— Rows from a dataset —

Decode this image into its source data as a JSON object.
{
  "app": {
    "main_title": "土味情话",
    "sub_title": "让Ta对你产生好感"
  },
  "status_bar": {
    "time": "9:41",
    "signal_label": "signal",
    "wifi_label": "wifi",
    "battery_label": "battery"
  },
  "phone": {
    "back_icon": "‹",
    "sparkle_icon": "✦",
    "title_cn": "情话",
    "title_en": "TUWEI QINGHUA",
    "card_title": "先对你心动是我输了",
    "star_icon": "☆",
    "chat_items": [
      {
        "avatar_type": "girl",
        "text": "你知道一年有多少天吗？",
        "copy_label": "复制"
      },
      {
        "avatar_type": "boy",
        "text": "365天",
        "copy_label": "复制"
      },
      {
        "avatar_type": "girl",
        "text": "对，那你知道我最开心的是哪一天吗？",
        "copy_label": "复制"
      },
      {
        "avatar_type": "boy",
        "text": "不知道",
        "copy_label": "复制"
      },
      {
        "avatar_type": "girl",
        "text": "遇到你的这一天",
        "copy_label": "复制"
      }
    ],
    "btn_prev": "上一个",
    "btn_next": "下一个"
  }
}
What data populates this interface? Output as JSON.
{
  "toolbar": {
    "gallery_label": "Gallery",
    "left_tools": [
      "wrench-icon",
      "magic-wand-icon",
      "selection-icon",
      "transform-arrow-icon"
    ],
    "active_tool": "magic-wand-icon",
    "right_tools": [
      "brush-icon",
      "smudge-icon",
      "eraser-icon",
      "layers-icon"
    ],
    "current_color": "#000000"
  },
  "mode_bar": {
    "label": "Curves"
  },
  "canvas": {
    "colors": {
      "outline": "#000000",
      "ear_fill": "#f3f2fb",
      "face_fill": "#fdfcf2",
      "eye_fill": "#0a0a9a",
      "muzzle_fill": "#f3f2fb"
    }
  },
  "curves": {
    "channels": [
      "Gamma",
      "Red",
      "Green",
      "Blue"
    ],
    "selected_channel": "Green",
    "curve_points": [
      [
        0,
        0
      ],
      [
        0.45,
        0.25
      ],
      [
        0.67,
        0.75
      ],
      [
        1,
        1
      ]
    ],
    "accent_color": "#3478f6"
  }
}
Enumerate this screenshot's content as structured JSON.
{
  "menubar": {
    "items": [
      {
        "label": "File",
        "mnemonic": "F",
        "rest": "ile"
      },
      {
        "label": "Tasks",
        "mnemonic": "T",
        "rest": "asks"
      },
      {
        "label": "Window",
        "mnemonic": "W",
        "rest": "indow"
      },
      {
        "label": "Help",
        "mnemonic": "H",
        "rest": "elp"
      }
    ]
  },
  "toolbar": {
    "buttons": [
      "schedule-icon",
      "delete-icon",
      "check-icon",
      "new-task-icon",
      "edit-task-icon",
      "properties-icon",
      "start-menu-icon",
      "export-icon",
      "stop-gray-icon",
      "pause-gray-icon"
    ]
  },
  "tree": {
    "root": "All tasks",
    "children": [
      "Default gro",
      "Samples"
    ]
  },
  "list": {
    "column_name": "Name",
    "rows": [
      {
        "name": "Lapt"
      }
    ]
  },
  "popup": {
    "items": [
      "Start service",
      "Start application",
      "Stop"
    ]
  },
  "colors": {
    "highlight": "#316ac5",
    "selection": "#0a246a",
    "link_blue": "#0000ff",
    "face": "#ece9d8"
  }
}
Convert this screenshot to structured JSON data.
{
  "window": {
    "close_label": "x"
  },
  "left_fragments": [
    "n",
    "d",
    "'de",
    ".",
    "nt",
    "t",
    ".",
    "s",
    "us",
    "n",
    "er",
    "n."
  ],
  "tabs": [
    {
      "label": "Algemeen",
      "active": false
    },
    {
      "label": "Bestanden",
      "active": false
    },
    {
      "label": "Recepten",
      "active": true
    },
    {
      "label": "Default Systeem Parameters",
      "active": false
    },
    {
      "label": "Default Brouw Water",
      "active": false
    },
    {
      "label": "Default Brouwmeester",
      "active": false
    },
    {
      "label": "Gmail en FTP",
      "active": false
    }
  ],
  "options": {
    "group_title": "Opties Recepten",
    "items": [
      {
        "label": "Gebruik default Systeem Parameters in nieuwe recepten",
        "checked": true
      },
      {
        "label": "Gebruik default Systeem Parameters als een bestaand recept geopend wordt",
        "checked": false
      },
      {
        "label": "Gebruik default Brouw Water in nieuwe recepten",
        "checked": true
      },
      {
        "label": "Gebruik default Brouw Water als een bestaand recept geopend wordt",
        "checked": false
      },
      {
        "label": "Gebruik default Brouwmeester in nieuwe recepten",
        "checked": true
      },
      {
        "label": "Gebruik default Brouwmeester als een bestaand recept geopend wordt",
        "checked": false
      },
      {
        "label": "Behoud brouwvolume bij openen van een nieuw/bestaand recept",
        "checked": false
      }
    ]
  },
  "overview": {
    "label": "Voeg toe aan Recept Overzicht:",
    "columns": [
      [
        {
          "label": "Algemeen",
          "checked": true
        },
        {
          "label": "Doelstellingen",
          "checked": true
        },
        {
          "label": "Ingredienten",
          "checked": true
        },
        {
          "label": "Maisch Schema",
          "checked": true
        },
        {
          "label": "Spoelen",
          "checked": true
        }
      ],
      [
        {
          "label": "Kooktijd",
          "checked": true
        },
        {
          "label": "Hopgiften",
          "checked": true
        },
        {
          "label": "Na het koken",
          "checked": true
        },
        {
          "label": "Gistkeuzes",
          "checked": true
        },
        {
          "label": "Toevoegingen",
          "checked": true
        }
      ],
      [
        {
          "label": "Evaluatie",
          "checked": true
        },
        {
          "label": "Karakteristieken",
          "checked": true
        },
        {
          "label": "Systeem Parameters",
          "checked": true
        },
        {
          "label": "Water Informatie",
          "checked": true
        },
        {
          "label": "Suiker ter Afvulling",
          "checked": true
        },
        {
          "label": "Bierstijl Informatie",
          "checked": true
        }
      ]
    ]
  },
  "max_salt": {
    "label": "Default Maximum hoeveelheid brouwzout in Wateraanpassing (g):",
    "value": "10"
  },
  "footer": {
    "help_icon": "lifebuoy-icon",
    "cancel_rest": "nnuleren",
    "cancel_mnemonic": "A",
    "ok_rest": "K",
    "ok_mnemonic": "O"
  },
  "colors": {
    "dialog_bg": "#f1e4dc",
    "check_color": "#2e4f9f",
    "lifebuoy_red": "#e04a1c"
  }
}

— STATED PROBLEM —
Show every line of the listing in which the string "structured" can be found.

— EXPECTED ANSWER —
Enumerate this screenshot's content as structured JSON.
Convert this screenshot to structured JSON data.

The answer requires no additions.